Dataset records

+--

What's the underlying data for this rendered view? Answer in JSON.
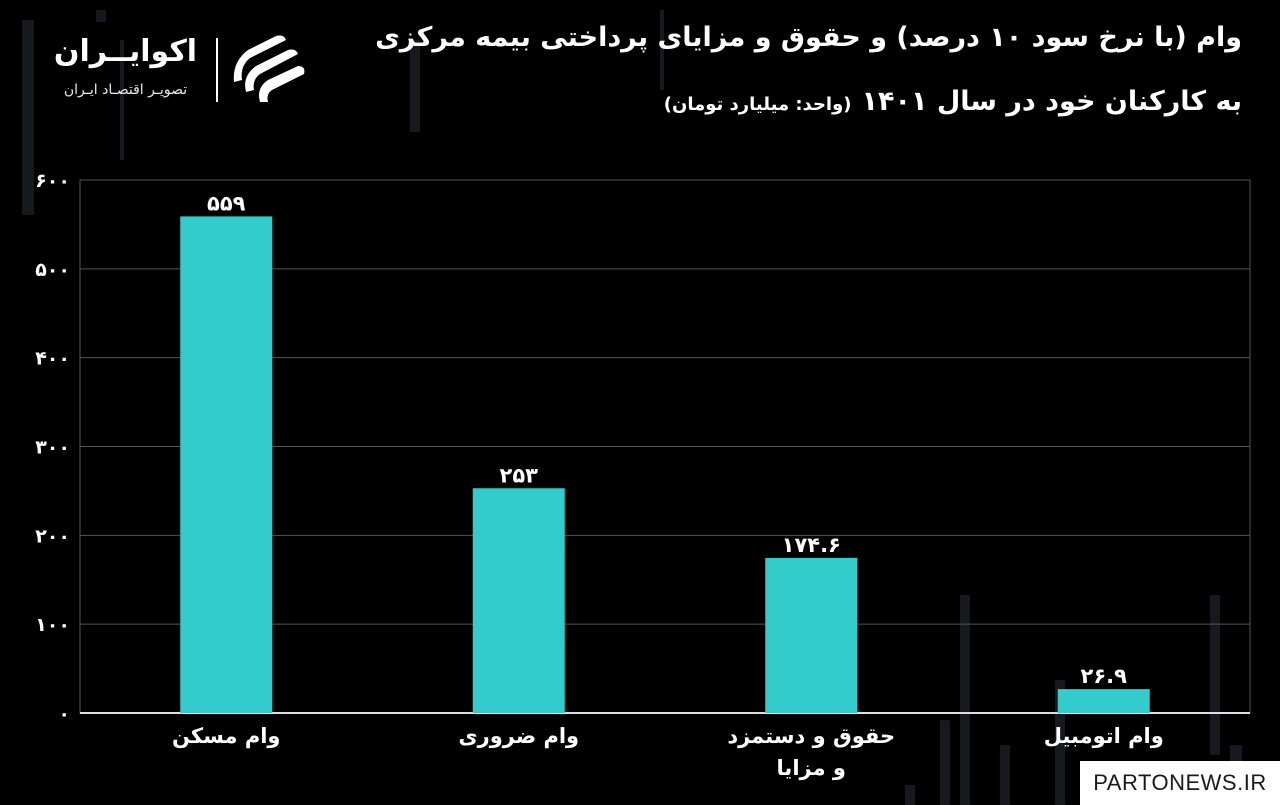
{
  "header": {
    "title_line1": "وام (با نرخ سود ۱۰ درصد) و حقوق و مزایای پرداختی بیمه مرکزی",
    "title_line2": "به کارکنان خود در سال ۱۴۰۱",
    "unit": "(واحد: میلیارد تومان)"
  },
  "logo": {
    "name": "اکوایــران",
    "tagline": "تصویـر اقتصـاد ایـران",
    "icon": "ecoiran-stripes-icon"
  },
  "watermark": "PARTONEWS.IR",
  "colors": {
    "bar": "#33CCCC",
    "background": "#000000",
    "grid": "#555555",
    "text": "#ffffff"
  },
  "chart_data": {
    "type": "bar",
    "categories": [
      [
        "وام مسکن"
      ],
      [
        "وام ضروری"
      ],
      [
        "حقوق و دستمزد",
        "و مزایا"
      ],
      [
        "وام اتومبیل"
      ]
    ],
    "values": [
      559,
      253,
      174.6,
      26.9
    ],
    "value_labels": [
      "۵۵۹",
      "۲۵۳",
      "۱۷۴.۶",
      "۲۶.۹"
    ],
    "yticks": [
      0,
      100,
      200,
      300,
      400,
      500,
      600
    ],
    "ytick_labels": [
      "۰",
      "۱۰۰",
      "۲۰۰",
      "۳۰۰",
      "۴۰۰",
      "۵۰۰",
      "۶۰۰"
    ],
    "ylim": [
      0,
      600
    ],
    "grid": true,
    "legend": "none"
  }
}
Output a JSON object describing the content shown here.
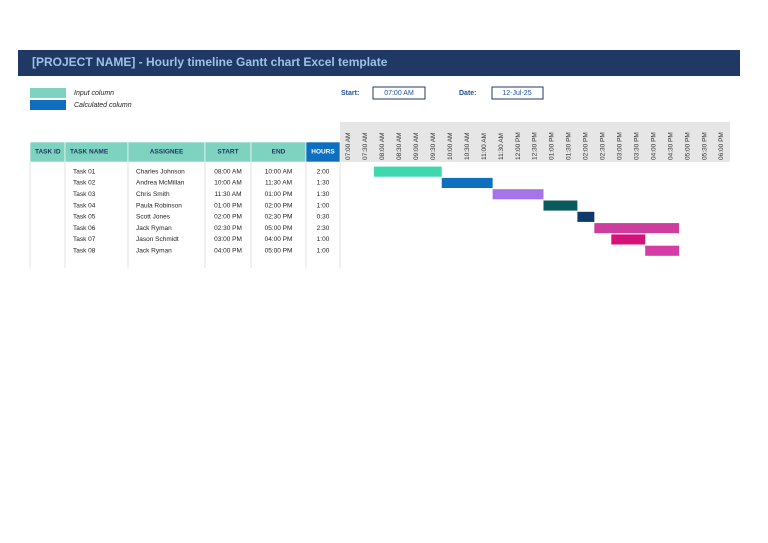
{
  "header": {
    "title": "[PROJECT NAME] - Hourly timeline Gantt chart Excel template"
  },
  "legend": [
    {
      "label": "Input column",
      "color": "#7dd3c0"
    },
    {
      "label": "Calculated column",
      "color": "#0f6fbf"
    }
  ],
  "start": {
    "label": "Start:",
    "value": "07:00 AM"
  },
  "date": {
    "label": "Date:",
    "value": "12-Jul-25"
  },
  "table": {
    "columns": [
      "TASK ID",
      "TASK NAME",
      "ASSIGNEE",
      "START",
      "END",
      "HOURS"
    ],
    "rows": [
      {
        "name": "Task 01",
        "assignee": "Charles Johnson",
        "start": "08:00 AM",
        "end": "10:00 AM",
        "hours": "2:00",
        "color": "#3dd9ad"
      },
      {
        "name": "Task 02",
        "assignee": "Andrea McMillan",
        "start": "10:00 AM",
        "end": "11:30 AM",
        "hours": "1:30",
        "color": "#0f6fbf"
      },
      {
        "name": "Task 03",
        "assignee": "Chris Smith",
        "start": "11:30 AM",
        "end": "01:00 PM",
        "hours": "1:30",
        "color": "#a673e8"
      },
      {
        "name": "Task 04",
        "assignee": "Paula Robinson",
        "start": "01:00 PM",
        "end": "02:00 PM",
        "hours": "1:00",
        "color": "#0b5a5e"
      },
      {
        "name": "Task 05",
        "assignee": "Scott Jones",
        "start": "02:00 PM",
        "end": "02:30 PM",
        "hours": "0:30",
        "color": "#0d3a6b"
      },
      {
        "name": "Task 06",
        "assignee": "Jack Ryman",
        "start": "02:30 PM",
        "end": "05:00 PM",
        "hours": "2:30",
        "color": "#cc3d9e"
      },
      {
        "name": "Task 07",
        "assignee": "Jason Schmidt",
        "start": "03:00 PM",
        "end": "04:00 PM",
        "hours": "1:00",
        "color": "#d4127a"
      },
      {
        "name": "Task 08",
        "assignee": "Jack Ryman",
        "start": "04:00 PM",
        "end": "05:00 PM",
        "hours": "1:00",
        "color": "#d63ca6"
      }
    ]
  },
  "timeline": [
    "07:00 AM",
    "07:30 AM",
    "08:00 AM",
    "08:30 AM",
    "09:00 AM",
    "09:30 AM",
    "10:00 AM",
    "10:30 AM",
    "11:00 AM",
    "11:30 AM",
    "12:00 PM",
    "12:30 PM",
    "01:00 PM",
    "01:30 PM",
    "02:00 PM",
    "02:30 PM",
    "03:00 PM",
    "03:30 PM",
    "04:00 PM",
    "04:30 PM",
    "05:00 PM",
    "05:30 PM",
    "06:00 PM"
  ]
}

+--

_WORK INSTRUCTIONS:_ Check each line in the listing above for the string "timeline", then report how many lines contain it, with no other text.

_COMPLETE OUTPUT:_ 2